── Exercise material ──
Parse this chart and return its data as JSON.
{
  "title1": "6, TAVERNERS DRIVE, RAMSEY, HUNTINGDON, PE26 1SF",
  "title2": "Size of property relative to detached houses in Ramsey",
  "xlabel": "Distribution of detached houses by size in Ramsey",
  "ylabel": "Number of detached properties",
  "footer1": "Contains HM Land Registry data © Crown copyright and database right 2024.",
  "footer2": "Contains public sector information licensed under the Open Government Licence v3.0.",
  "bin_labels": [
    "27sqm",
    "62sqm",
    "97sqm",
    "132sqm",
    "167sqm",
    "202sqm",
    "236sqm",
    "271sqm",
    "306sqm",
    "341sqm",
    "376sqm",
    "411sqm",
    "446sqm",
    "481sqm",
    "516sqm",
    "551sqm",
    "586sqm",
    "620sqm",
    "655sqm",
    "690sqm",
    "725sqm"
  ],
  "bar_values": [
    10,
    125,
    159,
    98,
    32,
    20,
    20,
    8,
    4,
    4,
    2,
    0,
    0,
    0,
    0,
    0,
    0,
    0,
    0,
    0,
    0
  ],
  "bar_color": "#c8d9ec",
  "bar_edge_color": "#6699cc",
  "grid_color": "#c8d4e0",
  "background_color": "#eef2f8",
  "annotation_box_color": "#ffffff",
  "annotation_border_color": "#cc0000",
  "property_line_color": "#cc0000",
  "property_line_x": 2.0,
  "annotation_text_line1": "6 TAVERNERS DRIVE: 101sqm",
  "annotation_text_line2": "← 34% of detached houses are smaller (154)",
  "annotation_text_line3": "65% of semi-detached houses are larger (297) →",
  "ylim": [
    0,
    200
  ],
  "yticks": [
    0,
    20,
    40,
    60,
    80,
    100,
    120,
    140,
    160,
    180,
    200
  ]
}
───
- **What is asked**:
All lines holding the word "houses" should be picked out and copied.

- **The result**:
  "title2": "Size of property relative to detached houses in Ramsey",
  "xlabel": "Distribution of detached houses by size in Ramsey",
  "annotation_text_line2": "← 34% of detached houses are smaller (154)",
  "annotation_text_line3": "65% of semi-detached houses are larger (297) →",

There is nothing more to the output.